Excerpts from a transcription dataset
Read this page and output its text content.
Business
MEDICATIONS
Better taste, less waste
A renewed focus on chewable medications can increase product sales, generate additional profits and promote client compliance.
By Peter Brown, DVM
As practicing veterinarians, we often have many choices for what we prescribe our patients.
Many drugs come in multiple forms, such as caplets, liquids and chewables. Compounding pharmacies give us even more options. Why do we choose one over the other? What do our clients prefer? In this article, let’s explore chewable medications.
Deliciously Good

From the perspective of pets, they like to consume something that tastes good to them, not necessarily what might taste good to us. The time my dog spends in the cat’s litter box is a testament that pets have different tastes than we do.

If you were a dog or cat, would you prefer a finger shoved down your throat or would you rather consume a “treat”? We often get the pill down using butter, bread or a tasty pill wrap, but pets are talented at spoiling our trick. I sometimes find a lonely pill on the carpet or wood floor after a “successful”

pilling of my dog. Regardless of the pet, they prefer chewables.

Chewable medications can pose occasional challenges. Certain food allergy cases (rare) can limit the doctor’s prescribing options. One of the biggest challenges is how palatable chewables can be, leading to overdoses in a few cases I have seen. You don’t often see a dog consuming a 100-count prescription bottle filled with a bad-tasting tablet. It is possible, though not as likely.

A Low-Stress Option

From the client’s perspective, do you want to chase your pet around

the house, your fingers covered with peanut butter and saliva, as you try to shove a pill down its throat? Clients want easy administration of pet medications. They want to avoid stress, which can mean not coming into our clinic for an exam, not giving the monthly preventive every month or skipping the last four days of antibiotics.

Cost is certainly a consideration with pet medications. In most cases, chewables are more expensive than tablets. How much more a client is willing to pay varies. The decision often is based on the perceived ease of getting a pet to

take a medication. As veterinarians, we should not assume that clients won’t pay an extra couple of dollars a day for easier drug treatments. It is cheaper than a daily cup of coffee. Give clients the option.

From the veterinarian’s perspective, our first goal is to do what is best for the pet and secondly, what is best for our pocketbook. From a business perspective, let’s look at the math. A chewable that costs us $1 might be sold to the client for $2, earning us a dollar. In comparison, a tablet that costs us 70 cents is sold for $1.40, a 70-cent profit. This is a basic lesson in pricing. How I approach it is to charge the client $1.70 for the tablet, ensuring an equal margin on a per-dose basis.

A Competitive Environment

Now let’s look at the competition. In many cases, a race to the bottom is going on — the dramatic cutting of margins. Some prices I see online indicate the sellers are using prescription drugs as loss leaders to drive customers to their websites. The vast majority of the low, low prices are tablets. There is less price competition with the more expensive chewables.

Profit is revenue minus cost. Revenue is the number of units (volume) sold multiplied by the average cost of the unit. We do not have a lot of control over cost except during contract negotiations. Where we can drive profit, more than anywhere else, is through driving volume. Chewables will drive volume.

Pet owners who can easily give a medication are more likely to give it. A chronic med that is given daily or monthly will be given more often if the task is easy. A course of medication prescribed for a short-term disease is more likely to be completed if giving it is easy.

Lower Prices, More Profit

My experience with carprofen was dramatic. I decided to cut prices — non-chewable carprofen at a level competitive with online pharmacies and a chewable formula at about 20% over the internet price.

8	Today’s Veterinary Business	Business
...
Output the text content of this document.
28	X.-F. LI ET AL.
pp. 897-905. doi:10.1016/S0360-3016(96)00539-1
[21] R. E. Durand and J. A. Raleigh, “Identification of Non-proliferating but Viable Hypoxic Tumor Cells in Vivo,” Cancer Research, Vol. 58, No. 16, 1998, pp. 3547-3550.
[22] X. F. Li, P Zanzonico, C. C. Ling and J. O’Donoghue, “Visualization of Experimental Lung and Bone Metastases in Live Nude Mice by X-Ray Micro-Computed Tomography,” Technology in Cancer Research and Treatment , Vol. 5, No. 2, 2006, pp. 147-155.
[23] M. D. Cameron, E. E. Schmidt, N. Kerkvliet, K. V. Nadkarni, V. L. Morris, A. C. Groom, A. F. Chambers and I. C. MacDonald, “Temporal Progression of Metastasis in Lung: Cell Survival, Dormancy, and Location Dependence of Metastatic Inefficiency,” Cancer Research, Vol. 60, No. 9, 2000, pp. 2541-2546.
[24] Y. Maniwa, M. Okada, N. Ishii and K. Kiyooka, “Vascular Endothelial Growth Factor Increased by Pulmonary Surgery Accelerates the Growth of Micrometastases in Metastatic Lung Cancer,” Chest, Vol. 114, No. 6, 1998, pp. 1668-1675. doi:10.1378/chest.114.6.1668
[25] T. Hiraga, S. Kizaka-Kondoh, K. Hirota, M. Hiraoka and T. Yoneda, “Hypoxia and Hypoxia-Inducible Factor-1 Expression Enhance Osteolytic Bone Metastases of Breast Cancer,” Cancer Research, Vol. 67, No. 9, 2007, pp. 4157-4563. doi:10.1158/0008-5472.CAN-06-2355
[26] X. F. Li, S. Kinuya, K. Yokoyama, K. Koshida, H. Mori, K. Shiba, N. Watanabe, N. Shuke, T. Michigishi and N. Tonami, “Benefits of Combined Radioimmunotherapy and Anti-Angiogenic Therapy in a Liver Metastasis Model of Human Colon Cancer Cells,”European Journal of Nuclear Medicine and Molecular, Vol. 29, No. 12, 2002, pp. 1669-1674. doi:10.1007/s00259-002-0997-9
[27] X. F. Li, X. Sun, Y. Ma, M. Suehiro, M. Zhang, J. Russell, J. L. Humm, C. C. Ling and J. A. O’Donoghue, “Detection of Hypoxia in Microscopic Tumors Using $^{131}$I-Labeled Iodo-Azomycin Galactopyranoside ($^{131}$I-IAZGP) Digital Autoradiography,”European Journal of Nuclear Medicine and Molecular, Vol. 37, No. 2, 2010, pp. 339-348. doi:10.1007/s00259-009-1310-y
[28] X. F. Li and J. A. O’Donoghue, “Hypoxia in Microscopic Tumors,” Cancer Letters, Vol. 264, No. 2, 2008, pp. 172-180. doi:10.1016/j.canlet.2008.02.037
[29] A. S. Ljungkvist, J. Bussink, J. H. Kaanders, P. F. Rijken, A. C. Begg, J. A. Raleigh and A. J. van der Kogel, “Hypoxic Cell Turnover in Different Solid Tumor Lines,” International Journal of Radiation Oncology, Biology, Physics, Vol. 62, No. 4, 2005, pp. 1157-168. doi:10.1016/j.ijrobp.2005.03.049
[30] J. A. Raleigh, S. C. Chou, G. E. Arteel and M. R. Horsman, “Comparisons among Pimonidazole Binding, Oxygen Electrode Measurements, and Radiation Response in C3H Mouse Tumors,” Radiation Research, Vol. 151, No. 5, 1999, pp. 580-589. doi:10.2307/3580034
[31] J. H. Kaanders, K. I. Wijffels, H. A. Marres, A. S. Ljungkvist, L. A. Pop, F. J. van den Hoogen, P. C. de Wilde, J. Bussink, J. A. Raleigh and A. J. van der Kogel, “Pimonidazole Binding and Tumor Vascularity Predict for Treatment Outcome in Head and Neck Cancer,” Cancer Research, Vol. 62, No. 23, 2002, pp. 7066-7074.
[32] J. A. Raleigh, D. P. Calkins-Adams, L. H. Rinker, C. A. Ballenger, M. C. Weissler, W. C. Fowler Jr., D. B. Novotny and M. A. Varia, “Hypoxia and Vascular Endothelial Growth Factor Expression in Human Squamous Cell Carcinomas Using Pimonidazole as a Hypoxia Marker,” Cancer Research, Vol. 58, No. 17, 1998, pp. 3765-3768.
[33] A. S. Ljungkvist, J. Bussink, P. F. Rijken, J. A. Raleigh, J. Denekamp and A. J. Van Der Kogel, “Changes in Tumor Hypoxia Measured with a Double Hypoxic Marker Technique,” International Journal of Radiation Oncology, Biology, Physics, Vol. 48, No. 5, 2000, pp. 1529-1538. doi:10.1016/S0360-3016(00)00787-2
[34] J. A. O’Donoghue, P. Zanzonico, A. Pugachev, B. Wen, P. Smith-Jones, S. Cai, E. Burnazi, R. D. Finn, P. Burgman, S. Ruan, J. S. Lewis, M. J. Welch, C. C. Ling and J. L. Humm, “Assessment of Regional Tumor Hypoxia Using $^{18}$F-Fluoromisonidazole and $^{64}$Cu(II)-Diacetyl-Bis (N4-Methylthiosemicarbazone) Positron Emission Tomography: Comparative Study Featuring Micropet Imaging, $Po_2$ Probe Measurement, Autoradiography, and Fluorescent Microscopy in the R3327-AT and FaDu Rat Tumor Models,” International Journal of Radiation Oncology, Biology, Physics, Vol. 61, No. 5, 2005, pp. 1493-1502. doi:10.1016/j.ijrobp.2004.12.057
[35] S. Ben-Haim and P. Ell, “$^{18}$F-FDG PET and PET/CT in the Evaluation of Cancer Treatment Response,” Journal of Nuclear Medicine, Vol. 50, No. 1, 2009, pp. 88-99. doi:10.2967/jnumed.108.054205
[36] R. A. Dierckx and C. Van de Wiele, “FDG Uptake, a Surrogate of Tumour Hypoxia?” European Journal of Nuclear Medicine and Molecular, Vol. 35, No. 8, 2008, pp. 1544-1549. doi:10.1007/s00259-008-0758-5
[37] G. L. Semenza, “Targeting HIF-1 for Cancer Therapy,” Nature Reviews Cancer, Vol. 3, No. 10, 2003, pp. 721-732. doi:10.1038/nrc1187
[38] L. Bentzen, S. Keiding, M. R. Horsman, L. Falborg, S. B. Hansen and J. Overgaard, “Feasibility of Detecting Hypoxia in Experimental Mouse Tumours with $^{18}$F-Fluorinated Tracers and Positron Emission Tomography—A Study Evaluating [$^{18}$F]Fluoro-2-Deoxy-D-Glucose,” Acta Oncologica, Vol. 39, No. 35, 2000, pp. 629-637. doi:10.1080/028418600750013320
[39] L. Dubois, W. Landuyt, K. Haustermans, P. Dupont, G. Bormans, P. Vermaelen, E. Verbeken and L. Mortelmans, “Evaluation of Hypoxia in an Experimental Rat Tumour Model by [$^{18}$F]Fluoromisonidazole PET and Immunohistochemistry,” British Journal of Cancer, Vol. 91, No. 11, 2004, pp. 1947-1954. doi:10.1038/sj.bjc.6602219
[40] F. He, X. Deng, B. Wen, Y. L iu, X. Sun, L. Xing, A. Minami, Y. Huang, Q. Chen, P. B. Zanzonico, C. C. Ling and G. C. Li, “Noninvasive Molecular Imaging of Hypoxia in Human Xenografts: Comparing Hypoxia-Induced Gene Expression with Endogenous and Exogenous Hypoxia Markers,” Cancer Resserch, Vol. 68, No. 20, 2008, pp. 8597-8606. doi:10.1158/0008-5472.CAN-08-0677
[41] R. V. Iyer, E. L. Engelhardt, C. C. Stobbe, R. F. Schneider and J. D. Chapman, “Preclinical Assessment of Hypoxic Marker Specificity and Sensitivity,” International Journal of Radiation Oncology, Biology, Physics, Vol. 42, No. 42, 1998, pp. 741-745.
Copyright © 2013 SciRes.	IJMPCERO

* **Required action**
Where in the entries above does the word "pets" appear? Copy each line that has it.

* **Reply**
From the perspective of pets, they like to consume something that tastes good to them, not necessarily what might taste good to us. The time my dog spends in the cat’s litter box is a testament that pets have different tastes than we do.
If you were a dog or cat, would you prefer a finger shoved down your throat or would you rather consume a “treat”? We often get the pill down using butter, bread or a tasty pill wrap, but pets are talented at spoiling our trick. I sometimes find a lonely pill on the carpet or wood floor after a “successful”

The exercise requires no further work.